In the material below, the lines containing the word "provide" are required; copy each of them.

(Data items)
::::::::

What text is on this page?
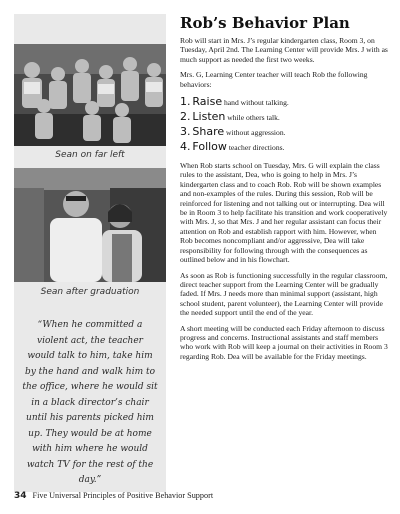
Sean on far left
Sean after graduation
“When he committed a violent act, the teacher would talk to him, take him by the hand and walk him to the office, where he would sit in a black director’s chair until his parents picked him up. They would be at home with him where he would watch TV for the rest of the day.”
Rob’s Behavior Plan

Rob will start in Mrs. J’s regular kindergarten class, Room 3, on Tuesday, April 2nd. The Learning Center will provide Mrs. J with as much support as needed the first two weeks.

Mrs. G, Learning Center teacher will teach Rob the following behaviors:

1. Raise hand without talking.
2. Listen while others talk.
3. Share without aggression.
4. Follow teacher directions.

When Rob starts school on Tuesday, Mrs. G will explain the class rules to the assistant, Dea, who is going to help in Mrs. J’s kindergarten class and to coach Rob. Rob will be shown examples and non-examples of the rules. During this session, Rob will be reinforced for listening and not talking out or interrupting. Dea will be in Room 3 to help facilitate his transition and work cooperatively with Mrs. J, so that Mrs. J and her regular assistant can focus their attention on Rob and establish rapport with him. However, when Rob becomes noncompliant and/or aggressive, Dea will take responsibility for following through with the consequences as outlined below and in his flowchart.

As soon as Rob is functioning successfully in the regular classroom, direct teacher support from the Learning Center will be gradually faded. If Mrs. J needs more than minimal support (assistant, high school student, parent volunteer), the Learning Center will provide the needed support until the end of the year.

A short meeting will be conducted each Friday afternoon to discuss progress and concerns. Instructional assistants and staff members who work with Rob will keep a journal on their activities in Room 3 regarding Rob. Dea will be available for the Friday meetings.

34 Five Universal Principles of Positive Behavior Support
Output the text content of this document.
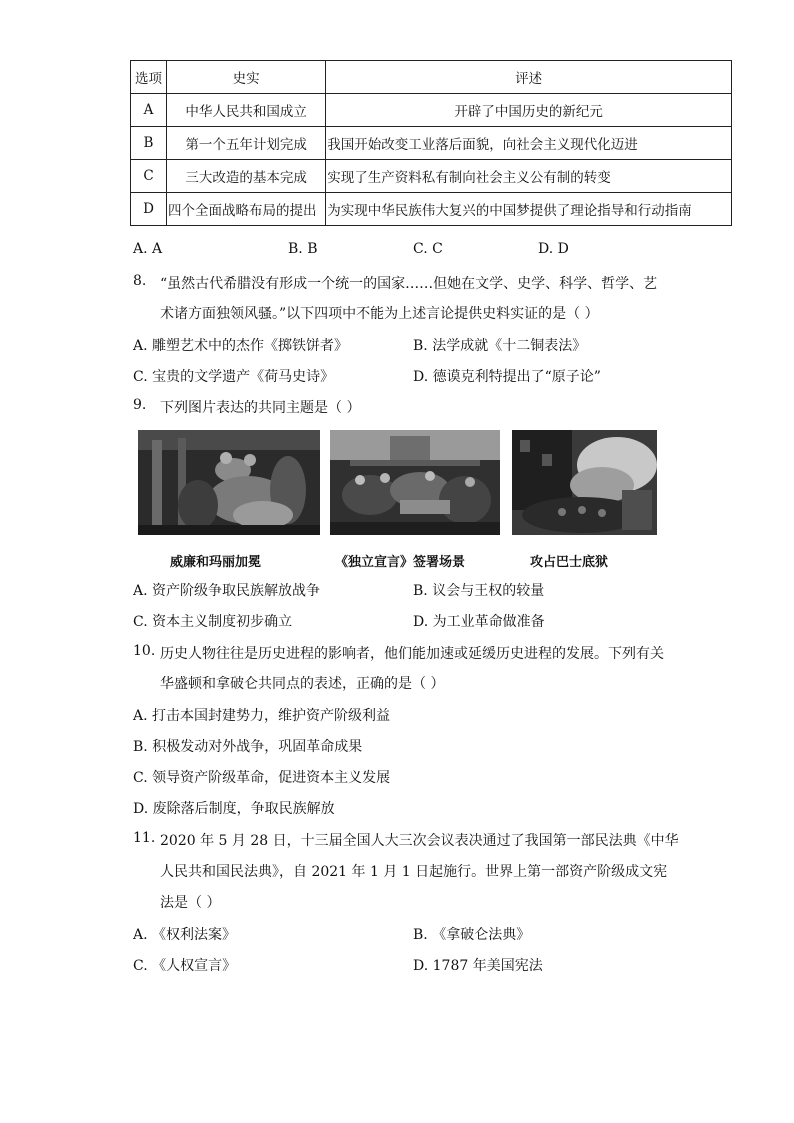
选项	史实	评述
A	中华人民共和国成立	开辟了中国历史的新纪元
B	第一个五年计划完成	我国开始改变工业落后面貌，向社会主义现代化迈进
C	三大改造的基本完成	实现了生产资料私有制向社会主义公有制的转变
D	四个全面战略布局的提出	为实现中华民族伟大复兴的中国梦提供了理论指导和行动指南
A. A	B. B	C. C	D. D
8. “虽然古代希腊没有形成一个统一的国家……但她在文学、史学、科学、哲学、艺
术诸方面独领风骚。”以下四项中不能为上述言论提供史料实证的是（ ）
A. 雕塑艺术中的杰作《掷铁饼者》	B. 法学成就《十二铜表法》
C. 宝贵的文学遗产《荷马史诗》	D. 德谟克利特提出了“原子论”
9. 下列图片表达的共同主题是（ ）
威廉和玛丽加冕	《独立宣言》签署场景	攻占巴士底狱
A. 资产阶级争取民族解放战争	B. 议会与王权的较量
C. 资本主义制度初步确立	D. 为工业革命做准备
10. 历史人物往往是历史进程的影响者，他们能加速或延缓历史进程的发展。下列有关
华盛顿和拿破仑共同点的表述，正确的是（ ）
A. 打击本国封建势力，维护资产阶级利益
B. 积极发动对外战争，巩固革命成果
C. 领导资产阶级革命，促进资本主义发展
D. 废除落后制度，争取民族解放
11. 2020 年 5 月 28 日，十三届全国人大三次会议表决通过了我国第一部民法典《中华
人民共和国民法典》，自 2021 年 1 月 1 日起施行。世界上第一部资产阶级成文宪
法是（ ）
A. 《权利法案》	B. 《拿破仑法典》
C. 《人权宣言》	D. 1787 年美国宪法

::::::::

**COMPLETED TASK**
Rob will start in Mrs. J’s regular kindergarten class, Room 3, on Tuesday, April 2nd. The Learning Center will provide Mrs. J with as much support as needed the first two weeks.
As soon as Rob is functioning successfully in the regular classroom, direct teacher support from the Learning Center will be gradually faded. If Mrs. J needs more than minimal support (assistant, high school student, parent volunteer), the Learning Center will provide the needed support until the end of the year.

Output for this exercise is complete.